- **Provided entries**
-------

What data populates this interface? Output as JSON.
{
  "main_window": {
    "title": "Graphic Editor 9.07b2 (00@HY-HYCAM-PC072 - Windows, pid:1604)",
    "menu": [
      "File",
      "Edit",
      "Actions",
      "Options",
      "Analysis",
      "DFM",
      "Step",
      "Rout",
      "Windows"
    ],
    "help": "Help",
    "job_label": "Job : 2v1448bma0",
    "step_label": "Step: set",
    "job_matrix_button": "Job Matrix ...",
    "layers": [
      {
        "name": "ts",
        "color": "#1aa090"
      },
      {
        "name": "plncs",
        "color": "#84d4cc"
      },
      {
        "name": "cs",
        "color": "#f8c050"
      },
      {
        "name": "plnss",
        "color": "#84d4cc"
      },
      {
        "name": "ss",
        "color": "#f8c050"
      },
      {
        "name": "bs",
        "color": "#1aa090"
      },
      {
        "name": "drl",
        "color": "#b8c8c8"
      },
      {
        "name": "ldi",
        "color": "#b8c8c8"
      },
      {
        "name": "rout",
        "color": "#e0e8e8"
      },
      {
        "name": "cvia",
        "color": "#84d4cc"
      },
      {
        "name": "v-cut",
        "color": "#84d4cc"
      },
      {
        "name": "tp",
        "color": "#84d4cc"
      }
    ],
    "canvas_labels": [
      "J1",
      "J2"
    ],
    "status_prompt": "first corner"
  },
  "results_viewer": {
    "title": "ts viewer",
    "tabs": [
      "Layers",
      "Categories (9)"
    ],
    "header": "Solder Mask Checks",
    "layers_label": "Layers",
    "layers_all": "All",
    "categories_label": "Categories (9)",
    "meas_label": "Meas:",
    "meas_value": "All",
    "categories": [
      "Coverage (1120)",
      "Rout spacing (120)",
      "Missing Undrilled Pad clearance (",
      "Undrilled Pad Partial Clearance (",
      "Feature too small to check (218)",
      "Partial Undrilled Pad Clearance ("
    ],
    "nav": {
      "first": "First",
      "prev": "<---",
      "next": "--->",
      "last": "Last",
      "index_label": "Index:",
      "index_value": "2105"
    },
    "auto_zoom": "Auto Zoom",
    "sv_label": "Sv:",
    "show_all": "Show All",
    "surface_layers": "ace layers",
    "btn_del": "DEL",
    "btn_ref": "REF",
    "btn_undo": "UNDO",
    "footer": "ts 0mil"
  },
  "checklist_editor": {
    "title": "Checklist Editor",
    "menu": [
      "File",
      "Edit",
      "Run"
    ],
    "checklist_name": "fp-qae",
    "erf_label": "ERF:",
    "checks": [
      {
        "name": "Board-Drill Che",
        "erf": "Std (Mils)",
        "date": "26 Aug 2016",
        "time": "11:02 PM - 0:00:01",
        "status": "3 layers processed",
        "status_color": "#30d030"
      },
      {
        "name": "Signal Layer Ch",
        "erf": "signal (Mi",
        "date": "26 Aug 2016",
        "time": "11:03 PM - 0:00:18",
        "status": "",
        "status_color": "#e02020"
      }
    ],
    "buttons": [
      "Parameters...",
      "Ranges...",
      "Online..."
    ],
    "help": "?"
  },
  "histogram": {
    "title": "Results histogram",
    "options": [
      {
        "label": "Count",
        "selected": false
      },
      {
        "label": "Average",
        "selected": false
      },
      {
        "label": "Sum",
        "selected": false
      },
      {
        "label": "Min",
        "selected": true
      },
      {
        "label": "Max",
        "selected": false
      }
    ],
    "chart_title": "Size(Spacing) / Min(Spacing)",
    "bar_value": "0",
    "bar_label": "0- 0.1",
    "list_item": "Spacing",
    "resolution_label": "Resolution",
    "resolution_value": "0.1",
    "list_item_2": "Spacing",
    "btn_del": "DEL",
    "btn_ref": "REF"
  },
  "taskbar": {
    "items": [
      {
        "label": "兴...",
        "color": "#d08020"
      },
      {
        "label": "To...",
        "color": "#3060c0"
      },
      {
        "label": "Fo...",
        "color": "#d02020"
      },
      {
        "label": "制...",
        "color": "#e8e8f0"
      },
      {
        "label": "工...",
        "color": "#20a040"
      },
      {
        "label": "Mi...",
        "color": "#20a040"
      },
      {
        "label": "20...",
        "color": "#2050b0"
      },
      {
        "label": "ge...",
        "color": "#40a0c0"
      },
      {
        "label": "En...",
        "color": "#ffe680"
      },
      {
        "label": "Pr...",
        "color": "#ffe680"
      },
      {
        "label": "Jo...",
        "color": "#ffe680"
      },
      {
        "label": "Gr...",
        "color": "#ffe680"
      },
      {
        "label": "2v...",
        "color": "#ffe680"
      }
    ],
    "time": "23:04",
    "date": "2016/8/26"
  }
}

-------

- **Do this**
Please output the entire listing exactly as it stands.

- **Full output**
What data populates this interface? Output as JSON.
{
  "main_window": {
    "title": "Graphic Editor 9.07b2 (00@HY-HYCAM-PC072 - Windows, pid:1604)",
    "menu": [
      "File",
      "Edit",
      "Actions",
      "Options",
      "Analysis",
      "DFM",
      "Step",
      "Rout",
      "Windows"
    ],
    "help": "Help",
    "job_label": "Job : 2v1448bma0",
    "step_label": "Step: set",
    "job_matrix_button": "Job Matrix ...",
    "layers": [
      {
        "name": "ts",
        "color": "#1aa090"
      },
      {
        "name": "plncs",
        "color": "#84d4cc"
      },
      {
        "name": "cs",
        "color": "#f8c050"
      },
      {
        "name": "plnss",
        "color": "#84d4cc"
      },
      {
        "name": "ss",
        "color": "#f8c050"
      },
      {
        "name": "bs",
        "color": "#1aa090"
      },
      {
        "name": "drl",
        "color": "#b8c8c8"
      },
      {
        "name": "ldi",
        "color": "#b8c8c8"
      },
      {
        "name": "rout",
        "color": "#e0e8e8"
      },
      {
        "name": "cvia",
        "color": "#84d4cc"
      },
      {
        "name": "v-cut",
        "color": "#84d4cc"
      },
      {
        "name": "tp",
        "color": "#84d4cc"
      }
    ],
    "canvas_labels": [
      "J1",
      "J2"
    ],
    "status_prompt": "first corner"
  },
  "results_viewer": {
    "title": "ts viewer",
    "tabs": [
      "Layers",
      "Categories (9)"
    ],
    "header": "Solder Mask Checks",
    "layers_label": "Layers",
    "layers_all": "All",
    "categories_label": "Categories (9)",
    "meas_label": "Meas:",
    "meas_value": "All",
    "categories": [
      "Coverage (1120)",
      "Rout spacing (120)",
      "Missing Undrilled Pad clearance (",
      "Undrilled Pad Partial Clearance (",
      "Feature too small to check (218)",
      "Partial Undrilled Pad Clearance ("
    ],
    "nav": {
      "first": "First",
      "prev": "<---",
      "next": "--->",
      "last": "Last",
      "index_label": "Index:",
      "index_value": "2105"
    },
    "auto_zoom": "Auto Zoom",
    "sv_label": "Sv:",
    "show_all": "Show All",
    "surface_layers": "ace layers",
    "btn_del": "DEL",
    "btn_ref": "REF",
    "btn_undo": "UNDO",
    "footer": "ts 0mil"
  },
  "checklist_editor": {
    "title": "Checklist Editor",
    "menu": [
      "File",
      "Edit",
      "Run"
    ],
    "checklist_name": "fp-qae",
    "erf_label": "ERF:",
    "checks": [
      {
        "name": "Board-Drill Che",
        "erf": "Std (Mils)",
        "date": "26 Aug 2016",
        "time": "11:02 PM - 0:00:01",
        "status": "3 layers processed",
        "status_color": "#30d030"
      },
      {
        "name": "Signal Layer Ch",
        "erf": "signal (Mi",
        "date": "26 Aug 2016",
        "time": "11:03 PM - 0:00:18",
        "status": "",
        "status_color": "#e02020"
      }
    ],
    "buttons": [
      "Parameters...",
      "Ranges...",
      "Online..."
    ],
    "help": "?"
  },
  "histogram": {
    "title": "Results histogram",
    "options": [
      {
        "label": "Count",
        "selected": false
      },
      {
        "label": "Average",
        "selected": false
      },
      {
        "label": "Sum",
        "selected": false
      },
      {
        "label": "Min",
        "selected": true
      },
      {
        "label": "Max",
        "selected": false
      }
    ],
    "chart_title": "Size(Spacing) / Min(Spacing)",
    "bar_value": "0",
    "bar_label": "0- 0.1",
    "list_item": "Spacing",
    "resolution_label": "Resolution",
    "resolution_value": "0.1",
    "list_item_2": "Spacing",
    "btn_del": "DEL",
    "btn_ref": "REF"
  },
  "taskbar": {
    "items": [
      {
        "label": "兴...",
        "color": "#d08020"
      },
      {
        "label": "To...",
        "color": "#3060c0"
      },
      {
        "label": "Fo...",
        "color": "#d02020"
      },
      {
        "label": "制...",
        "color": "#e8e8f0"
      },
      {
        "label": "工...",
        "color": "#20a040"
      },
      {
        "label": "Mi...",
        "color": "#20a040"
      },
      {
        "label": "20...",
        "color": "#2050b0"
      },
      {
        "label": "ge...",
        "color": "#40a0c0"
      },
      {
        "label": "En...",
        "color": "#ffe680"
      },
      {
        "label": "Pr...",
        "color": "#ffe680"
      },
      {
        "label": "Jo...",
        "color": "#ffe680"
      },
      {
        "label": "Gr...",
        "color": "#ffe680"
      },
      {
        "label": "2v...",
        "color": "#ffe680"
      }
    ],
    "time": "23:04",
    "date": "2016/8/26"
  }
}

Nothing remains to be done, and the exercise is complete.